* Short problem *
Reproduce the lines that follow, substituting "day-option" for every occurrence of "date-option" and leaving everything else unchanged.

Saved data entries
◆ ◆ ◆ ◆ ◆ ◆ ◆

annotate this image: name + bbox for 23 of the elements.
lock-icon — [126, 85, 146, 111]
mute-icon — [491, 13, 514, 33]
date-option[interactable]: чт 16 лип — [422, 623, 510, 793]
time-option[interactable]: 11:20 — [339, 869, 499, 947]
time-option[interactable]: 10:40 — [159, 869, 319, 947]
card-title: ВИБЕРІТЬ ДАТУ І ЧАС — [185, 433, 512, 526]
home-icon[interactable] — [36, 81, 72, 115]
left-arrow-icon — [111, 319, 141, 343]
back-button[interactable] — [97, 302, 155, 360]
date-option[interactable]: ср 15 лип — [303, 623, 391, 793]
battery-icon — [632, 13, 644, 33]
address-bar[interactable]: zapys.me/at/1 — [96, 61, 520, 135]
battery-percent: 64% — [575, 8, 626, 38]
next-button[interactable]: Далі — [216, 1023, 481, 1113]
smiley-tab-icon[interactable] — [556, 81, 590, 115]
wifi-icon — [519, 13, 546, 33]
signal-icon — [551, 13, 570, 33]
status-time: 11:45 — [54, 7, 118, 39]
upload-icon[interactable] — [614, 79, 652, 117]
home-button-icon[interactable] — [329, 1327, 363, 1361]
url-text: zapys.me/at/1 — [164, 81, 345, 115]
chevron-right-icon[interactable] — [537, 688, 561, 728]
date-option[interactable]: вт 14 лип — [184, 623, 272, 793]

◆ ◆ ◆ ◆ ◆ ◆ ◆

* Written solution *
annotate this image: name + bbox for 23 of the elements.
lock-icon — [126, 85, 146, 111]
mute-icon — [491, 13, 514, 33]
day-option[interactable]: чт 16 лип — [422, 623, 510, 793]
time-option[interactable]: 11:20 — [339, 869, 499, 947]
time-option[interactable]: 10:40 — [159, 869, 319, 947]
card-title: ВИБЕРІТЬ ДАТУ І ЧАС — [185, 433, 512, 526]
home-icon[interactable] — [36, 81, 72, 115]
left-arrow-icon — [111, 319, 141, 343]
back-button[interactable] — [97, 302, 155, 360]
day-option[interactable]: ср 15 лип — [303, 623, 391, 793]
battery-icon — [632, 13, 644, 33]
address-bar[interactable]: zapys.me/at/1 — [96, 61, 520, 135]
battery-percent: 64% — [575, 8, 626, 38]
next-button[interactable]: Далі — [216, 1023, 481, 1113]
smiley-tab-icon[interactable] — [556, 81, 590, 115]
wifi-icon — [519, 13, 546, 33]
signal-icon — [551, 13, 570, 33]
status-time: 11:45 — [54, 7, 118, 39]
upload-icon[interactable] — [614, 79, 652, 117]
home-button-icon[interactable] — [329, 1327, 363, 1361]
url-text: zapys.me/at/1 — [164, 81, 345, 115]
chevron-right-icon[interactable] — [537, 688, 561, 728]
day-option[interactable]: вт 14 лип — [184, 623, 272, 793]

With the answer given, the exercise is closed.